• **Records**:
* * * * * * * * *

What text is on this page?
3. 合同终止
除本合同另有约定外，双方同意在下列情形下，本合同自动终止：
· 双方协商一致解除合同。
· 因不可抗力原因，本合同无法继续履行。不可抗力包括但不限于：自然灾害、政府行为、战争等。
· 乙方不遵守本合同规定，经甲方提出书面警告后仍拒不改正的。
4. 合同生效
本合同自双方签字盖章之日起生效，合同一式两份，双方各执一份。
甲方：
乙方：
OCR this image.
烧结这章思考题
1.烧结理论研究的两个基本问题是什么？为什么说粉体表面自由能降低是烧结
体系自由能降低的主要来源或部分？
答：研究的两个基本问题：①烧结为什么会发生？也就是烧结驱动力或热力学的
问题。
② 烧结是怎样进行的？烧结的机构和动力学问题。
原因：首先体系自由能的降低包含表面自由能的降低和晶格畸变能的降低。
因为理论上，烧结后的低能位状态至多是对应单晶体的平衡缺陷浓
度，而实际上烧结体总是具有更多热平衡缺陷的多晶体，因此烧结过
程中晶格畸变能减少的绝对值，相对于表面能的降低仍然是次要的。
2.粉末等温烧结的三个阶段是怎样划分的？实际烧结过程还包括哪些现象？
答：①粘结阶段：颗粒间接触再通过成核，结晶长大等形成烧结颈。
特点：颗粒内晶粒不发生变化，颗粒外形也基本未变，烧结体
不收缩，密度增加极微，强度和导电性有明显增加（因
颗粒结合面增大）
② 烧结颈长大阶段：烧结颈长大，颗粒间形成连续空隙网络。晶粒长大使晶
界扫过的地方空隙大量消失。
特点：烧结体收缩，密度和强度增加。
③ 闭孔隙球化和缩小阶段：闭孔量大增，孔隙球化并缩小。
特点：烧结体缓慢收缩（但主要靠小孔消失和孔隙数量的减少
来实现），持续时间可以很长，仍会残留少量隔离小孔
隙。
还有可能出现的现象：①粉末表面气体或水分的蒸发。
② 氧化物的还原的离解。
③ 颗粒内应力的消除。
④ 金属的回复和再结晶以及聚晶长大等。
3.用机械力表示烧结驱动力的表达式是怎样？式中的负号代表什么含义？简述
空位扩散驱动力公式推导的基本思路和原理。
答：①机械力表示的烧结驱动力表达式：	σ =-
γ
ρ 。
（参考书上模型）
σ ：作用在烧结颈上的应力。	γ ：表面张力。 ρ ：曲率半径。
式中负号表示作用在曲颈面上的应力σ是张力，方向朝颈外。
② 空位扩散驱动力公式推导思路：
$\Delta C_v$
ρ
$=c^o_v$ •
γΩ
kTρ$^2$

* * * * * * * * *

• **Problem**: Copy every record exactly, with nothing added or dropped.

• **The solution**:
What text is on this page?
3. 合同终止
除本合同另有约定外，双方同意在下列情形下，本合同自动终止：
· 双方协商一致解除合同。
· 因不可抗力原因，本合同无法继续履行。不可抗力包括但不限于：自然灾害、政府行为、战争等。
· 乙方不遵守本合同规定，经甲方提出书面警告后仍拒不改正的。
4. 合同生效
本合同自双方签字盖章之日起生效，合同一式两份，双方各执一份。
甲方：
乙方：
OCR this image.
烧结这章思考题
1.烧结理论研究的两个基本问题是什么？为什么说粉体表面自由能降低是烧结
体系自由能降低的主要来源或部分？
答：研究的两个基本问题：①烧结为什么会发生？也就是烧结驱动力或热力学的
问题。
② 烧结是怎样进行的？烧结的机构和动力学问题。
原因：首先体系自由能的降低包含表面自由能的降低和晶格畸变能的降低。
因为理论上，烧结后的低能位状态至多是对应单晶体的平衡缺陷浓
度，而实际上烧结体总是具有更多热平衡缺陷的多晶体，因此烧结过
程中晶格畸变能减少的绝对值，相对于表面能的降低仍然是次要的。
2.粉末等温烧结的三个阶段是怎样划分的？实际烧结过程还包括哪些现象？
答：①粘结阶段：颗粒间接触再通过成核，结晶长大等形成烧结颈。
特点：颗粒内晶粒不发生变化，颗粒外形也基本未变，烧结体
不收缩，密度增加极微，强度和导电性有明显增加（因
颗粒结合面增大）
② 烧结颈长大阶段：烧结颈长大，颗粒间形成连续空隙网络。晶粒长大使晶
界扫过的地方空隙大量消失。
特点：烧结体收缩，密度和强度增加。
③ 闭孔隙球化和缩小阶段：闭孔量大增，孔隙球化并缩小。
特点：烧结体缓慢收缩（但主要靠小孔消失和孔隙数量的减少
来实现），持续时间可以很长，仍会残留少量隔离小孔
隙。
还有可能出现的现象：①粉末表面气体或水分的蒸发。
② 氧化物的还原的离解。
③ 颗粒内应力的消除。
④ 金属的回复和再结晶以及聚晶长大等。
3.用机械力表示烧结驱动力的表达式是怎样？式中的负号代表什么含义？简述
空位扩散驱动力公式推导的基本思路和原理。
答：①机械力表示的烧结驱动力表达式：	σ =-
γ
ρ 。
（参考书上模型）
σ ：作用在烧结颈上的应力。	γ ：表面张力。 ρ ：曲率半径。
式中负号表示作用在曲颈面上的应力σ是张力，方向朝颈外。
② 空位扩散驱动力公式推导思路：
$\Delta C_v$
ρ
$=c^o_v$ •
γΩ
kTρ$^2$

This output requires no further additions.